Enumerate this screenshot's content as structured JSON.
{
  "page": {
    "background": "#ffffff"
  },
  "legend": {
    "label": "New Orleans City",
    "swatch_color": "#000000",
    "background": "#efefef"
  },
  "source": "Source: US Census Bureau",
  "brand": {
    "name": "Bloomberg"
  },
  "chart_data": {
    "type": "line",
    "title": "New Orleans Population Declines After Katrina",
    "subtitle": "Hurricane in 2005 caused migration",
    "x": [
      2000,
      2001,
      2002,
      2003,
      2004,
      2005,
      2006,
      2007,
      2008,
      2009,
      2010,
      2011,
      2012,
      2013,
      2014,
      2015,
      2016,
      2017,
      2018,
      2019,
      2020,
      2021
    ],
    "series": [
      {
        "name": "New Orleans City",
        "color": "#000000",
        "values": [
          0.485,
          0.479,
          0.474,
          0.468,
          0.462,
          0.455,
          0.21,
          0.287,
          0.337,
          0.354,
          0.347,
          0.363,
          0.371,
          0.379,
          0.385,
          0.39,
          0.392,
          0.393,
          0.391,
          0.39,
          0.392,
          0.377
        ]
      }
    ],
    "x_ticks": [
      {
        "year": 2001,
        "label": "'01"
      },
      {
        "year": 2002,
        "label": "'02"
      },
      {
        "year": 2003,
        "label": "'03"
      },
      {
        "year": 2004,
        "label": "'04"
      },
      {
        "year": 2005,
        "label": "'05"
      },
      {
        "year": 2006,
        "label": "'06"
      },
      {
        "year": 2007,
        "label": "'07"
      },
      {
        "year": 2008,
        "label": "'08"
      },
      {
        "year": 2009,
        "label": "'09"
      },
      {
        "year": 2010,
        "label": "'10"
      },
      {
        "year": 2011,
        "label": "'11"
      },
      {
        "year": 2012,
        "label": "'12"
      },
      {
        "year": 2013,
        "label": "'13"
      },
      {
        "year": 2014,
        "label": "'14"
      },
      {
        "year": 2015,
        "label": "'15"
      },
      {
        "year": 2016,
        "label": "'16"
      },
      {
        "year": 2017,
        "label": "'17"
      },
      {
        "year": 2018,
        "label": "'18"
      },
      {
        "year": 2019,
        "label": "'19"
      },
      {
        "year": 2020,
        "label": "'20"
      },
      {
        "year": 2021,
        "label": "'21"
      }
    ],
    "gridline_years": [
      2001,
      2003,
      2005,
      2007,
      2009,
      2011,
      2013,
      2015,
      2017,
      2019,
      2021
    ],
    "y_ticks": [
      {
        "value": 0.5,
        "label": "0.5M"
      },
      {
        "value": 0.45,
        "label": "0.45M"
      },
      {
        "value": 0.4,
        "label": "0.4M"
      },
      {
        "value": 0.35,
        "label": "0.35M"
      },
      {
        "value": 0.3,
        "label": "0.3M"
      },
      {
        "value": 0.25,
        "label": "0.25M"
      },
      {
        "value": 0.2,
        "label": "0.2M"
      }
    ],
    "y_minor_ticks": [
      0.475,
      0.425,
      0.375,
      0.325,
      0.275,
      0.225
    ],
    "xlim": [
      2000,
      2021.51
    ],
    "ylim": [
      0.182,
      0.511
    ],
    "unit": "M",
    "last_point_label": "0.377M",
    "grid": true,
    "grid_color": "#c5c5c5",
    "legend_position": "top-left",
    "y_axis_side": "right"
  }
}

.....

Establish how many lines of the records contain the string "background" and state that number without elaboration.

2